### INPUT RECORDS ###

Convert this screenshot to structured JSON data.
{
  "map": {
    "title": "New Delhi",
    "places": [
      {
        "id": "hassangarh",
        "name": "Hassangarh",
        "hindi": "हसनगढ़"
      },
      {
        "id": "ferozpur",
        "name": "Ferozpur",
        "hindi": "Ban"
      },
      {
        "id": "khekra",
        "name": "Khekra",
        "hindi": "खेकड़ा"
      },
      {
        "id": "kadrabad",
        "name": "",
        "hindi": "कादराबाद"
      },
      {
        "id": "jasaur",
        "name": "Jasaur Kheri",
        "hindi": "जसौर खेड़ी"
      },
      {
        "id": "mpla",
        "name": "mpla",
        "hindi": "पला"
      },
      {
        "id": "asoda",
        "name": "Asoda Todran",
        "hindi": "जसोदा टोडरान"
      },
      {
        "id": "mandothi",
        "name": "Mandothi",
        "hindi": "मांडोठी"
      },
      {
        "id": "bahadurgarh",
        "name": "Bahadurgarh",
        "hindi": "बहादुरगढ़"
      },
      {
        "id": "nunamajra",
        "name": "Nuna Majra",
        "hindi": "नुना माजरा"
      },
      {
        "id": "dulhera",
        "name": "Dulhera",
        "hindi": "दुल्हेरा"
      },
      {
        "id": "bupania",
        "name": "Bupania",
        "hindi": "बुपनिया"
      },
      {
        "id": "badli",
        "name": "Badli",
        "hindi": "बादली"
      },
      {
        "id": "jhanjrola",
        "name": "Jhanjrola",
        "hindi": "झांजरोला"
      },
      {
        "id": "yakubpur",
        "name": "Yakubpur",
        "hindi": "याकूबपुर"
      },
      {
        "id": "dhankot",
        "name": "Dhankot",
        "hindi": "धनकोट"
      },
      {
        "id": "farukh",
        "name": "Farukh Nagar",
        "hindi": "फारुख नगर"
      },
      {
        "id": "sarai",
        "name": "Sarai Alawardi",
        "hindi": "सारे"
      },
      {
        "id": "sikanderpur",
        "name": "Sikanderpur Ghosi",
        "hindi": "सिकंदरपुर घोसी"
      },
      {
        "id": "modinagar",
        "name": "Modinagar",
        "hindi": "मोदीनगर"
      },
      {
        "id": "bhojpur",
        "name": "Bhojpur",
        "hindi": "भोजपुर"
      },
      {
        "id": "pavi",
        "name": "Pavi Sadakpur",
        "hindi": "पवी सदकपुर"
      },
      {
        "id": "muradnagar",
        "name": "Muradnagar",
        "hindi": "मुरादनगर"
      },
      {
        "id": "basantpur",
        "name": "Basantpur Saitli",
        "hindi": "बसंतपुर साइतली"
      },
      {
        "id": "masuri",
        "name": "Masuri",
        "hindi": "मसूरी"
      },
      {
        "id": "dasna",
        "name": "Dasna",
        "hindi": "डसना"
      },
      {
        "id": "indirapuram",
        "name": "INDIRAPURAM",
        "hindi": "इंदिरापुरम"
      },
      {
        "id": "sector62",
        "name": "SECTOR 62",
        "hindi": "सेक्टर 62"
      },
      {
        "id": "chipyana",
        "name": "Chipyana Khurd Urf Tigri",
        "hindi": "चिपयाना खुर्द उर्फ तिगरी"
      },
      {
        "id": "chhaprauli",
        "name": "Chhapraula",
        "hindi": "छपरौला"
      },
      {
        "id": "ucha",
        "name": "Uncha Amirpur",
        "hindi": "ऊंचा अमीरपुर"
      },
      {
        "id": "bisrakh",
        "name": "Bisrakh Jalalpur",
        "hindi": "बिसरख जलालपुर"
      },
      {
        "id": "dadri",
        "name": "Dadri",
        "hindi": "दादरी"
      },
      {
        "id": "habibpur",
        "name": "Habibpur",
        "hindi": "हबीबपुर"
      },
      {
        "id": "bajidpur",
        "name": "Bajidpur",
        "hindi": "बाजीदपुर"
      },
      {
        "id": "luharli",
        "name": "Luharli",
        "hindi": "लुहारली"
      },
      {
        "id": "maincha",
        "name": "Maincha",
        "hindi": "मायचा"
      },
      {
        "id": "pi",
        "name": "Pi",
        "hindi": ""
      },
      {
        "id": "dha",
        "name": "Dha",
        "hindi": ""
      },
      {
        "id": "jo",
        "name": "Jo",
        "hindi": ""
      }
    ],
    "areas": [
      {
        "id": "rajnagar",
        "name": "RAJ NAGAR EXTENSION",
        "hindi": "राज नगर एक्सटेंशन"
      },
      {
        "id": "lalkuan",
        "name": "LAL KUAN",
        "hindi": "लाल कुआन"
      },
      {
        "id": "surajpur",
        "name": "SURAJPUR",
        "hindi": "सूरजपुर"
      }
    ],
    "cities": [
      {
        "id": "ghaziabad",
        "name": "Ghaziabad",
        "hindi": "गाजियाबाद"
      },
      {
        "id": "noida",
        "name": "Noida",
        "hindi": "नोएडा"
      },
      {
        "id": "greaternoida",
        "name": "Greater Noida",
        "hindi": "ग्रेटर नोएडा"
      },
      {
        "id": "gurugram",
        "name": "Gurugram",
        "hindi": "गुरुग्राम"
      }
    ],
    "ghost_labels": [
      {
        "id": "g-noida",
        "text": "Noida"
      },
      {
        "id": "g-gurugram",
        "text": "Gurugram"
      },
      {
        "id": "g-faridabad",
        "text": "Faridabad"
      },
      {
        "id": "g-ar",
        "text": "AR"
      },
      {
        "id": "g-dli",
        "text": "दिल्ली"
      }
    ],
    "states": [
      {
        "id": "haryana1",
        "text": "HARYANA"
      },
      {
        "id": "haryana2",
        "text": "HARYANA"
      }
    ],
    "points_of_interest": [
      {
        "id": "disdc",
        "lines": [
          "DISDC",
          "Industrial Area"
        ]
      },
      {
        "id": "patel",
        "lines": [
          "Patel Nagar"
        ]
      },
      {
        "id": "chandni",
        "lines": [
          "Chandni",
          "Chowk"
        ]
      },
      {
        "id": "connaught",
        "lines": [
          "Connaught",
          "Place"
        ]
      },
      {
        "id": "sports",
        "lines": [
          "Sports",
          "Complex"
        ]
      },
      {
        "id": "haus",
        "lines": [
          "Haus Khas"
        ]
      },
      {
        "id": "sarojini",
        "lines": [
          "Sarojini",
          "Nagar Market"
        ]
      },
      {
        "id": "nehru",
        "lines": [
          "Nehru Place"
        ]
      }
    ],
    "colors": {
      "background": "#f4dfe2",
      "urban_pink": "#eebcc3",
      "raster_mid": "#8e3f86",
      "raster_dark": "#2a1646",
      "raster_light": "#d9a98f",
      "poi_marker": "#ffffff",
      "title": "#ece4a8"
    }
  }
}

###

# EXERCISE DESCRIPTION:
Transcribe every entry word for word.

# ANSWER FOR THIS EXERCISE:
Convert this screenshot to structured JSON data.
{
  "map": {
    "title": "New Delhi",
    "places": [
      {
        "id": "hassangarh",
        "name": "Hassangarh",
        "hindi": "हसनगढ़"
      },
      {
        "id": "ferozpur",
        "name": "Ferozpur",
        "hindi": "Ban"
      },
      {
        "id": "khekra",
        "name": "Khekra",
        "hindi": "खेकड़ा"
      },
      {
        "id": "kadrabad",
        "name": "",
        "hindi": "कादराबाद"
      },
      {
        "id": "jasaur",
        "name": "Jasaur Kheri",
        "hindi": "जसौर खेड़ी"
      },
      {
        "id": "mpla",
        "name": "mpla",
        "hindi": "पला"
      },
      {
        "id": "asoda",
        "name": "Asoda Todran",
        "hindi": "जसोदा टोडरान"
      },
      {
        "id": "mandothi",
        "name": "Mandothi",
        "hindi": "मांडोठी"
      },
      {
        "id": "bahadurgarh",
        "name": "Bahadurgarh",
        "hindi": "बहादुरगढ़"
      },
      {
        "id": "nunamajra",
        "name": "Nuna Majra",
        "hindi": "नुना माजरा"
      },
      {
        "id": "dulhera",
        "name": "Dulhera",
        "hindi": "दुल्हेरा"
      },
      {
        "id": "bupania",
        "name": "Bupania",
        "hindi": "बुपनिया"
      },
      {
        "id": "badli",
        "name": "Badli",
        "hindi": "बादली"
      },
      {
        "id": "jhanjrola",
        "name": "Jhanjrola",
        "hindi": "झांजरोला"
      },
      {
        "id": "yakubpur",
        "name": "Yakubpur",
        "hindi": "याकूबपुर"
      },
      {
        "id": "dhankot",
        "name": "Dhankot",
        "hindi": "धनकोट"
      },
      {
        "id": "farukh",
        "name": "Farukh Nagar",
        "hindi": "फारुख नगर"
      },
      {
        "id": "sarai",
        "name": "Sarai Alawardi",
        "hindi": "सारे"
      },
      {
        "id": "sikanderpur",
        "name": "Sikanderpur Ghosi",
        "hindi": "सिकंदरपुर घोसी"
      },
      {
        "id": "modinagar",
        "name": "Modinagar",
        "hindi": "मोदीनगर"
      },
      {
        "id": "bhojpur",
        "name": "Bhojpur",
        "hindi": "भोजपुर"
      },
      {
        "id": "pavi",
        "name": "Pavi Sadakpur",
        "hindi": "पवी सदकपुर"
      },
      {
        "id": "muradnagar",
        "name": "Muradnagar",
        "hindi": "मुरादनगर"
      },
      {
        "id": "basantpur",
        "name": "Basantpur Saitli",
        "hindi": "बसंतपुर साइतली"
      },
      {
        "id": "masuri",
        "name": "Masuri",
        "hindi": "मसूरी"
      },
      {
        "id": "dasna",
        "name": "Dasna",
        "hindi": "डसना"
      },
      {
        "id": "indirapuram",
        "name": "INDIRAPURAM",
        "hindi": "इंदिरापुरम"
      },
      {
        "id": "sector62",
        "name": "SECTOR 62",
        "hindi": "सेक्टर 62"
      },
      {
        "id": "chipyana",
        "name": "Chipyana Khurd Urf Tigri",
        "hindi": "चिपयाना खुर्द उर्फ तिगरी"
      },
      {
        "id": "chhaprauli",
        "name": "Chhapraula",
        "hindi": "छपरौला"
      },
      {
        "id": "ucha",
        "name": "Uncha Amirpur",
        "hindi": "ऊंचा अमीरपुर"
      },
      {
        "id": "bisrakh",
        "name": "Bisrakh Jalalpur",
        "hindi": "बिसरख जलालपुर"
      },
      {
        "id": "dadri",
        "name": "Dadri",
        "hindi": "दादरी"
      },
      {
        "id": "habibpur",
        "name": "Habibpur",
        "hindi": "हबीबपुर"
      },
      {
        "id": "bajidpur",
        "name": "Bajidpur",
        "hindi": "बाजीदपुर"
      },
      {
        "id": "luharli",
        "name": "Luharli",
        "hindi": "लुहारली"
      },
      {
        "id": "maincha",
        "name": "Maincha",
        "hindi": "मायचा"
      },
      {
        "id": "pi",
        "name": "Pi",
        "hindi": ""
      },
      {
        "id": "dha",
        "name": "Dha",
        "hindi": ""
      },
      {
        "id": "jo",
        "name": "Jo",
        "hindi": ""
      }
    ],
    "areas": [
      {
        "id": "rajnagar",
        "name": "RAJ NAGAR EXTENSION",
        "hindi": "राज नगर एक्सटेंशन"
      },
      {
        "id": "lalkuan",
        "name": "LAL KUAN",
        "hindi": "लाल कुआन"
      },
      {
        "id": "surajpur",
        "name": "SURAJPUR",
        "hindi": "सूरजपुर"
      }
    ],
    "cities": [
      {
        "id": "ghaziabad",
        "name": "Ghaziabad",
        "hindi": "गाजियाबाद"
      },
      {
        "id": "noida",
        "name": "Noida",
        "hindi": "नोएडा"
      },
      {
        "id": "greaternoida",
        "name": "Greater Noida",
        "hindi": "ग्रेटर नोएडा"
      },
      {
        "id": "gurugram",
        "name": "Gurugram",
        "hindi": "गुरुग्राम"
      }
    ],
    "ghost_labels": [
      {
        "id": "g-noida",
        "text": "Noida"
      },
      {
        "id": "g-gurugram",
        "text": "Gurugram"
      },
      {
        "id": "g-faridabad",
        "text": "Faridabad"
      },
      {
        "id": "g-ar",
        "text": "AR"
      },
      {
        "id": "g-dli",
        "text": "दिल्ली"
      }
    ],
    "states": [
      {
        "id": "haryana1",
        "text": "HARYANA"
      },
      {
        "id": "haryana2",
        "text": "HARYANA"
      }
    ],
    "points_of_interest": [
      {
        "id": "disdc",
        "lines": [
          "DISDC",
          "Industrial Area"
        ]
      },
      {
        "id": "patel",
        "lines": [
          "Patel Nagar"
        ]
      },
      {
        "id": "chandni",
        "lines": [
          "Chandni",
          "Chowk"
        ]
      },
      {
        "id": "connaught",
        "lines": [
          "Connaught",
          "Place"
        ]
      },
      {
        "id": "sports",
        "lines": [
          "Sports",
          "Complex"
        ]
      },
      {
        "id": "haus",
        "lines": [
          "Haus Khas"
        ]
      },
      {
        "id": "sarojini",
        "lines": [
          "Sarojini",
          "Nagar Market"
        ]
      },
      {
        "id": "nehru",
        "lines": [
          "Nehru Place"
        ]
      }
    ],
    "colors": {
      "background": "#f4dfe2",
      "urban_pink": "#eebcc3",
      "raster_mid": "#8e3f86",
      "raster_dark": "#2a1646",
      "raster_light": "#d9a98f",
      "poi_marker": "#ffffff",
      "title": "#ece4a8"
    }
  }
}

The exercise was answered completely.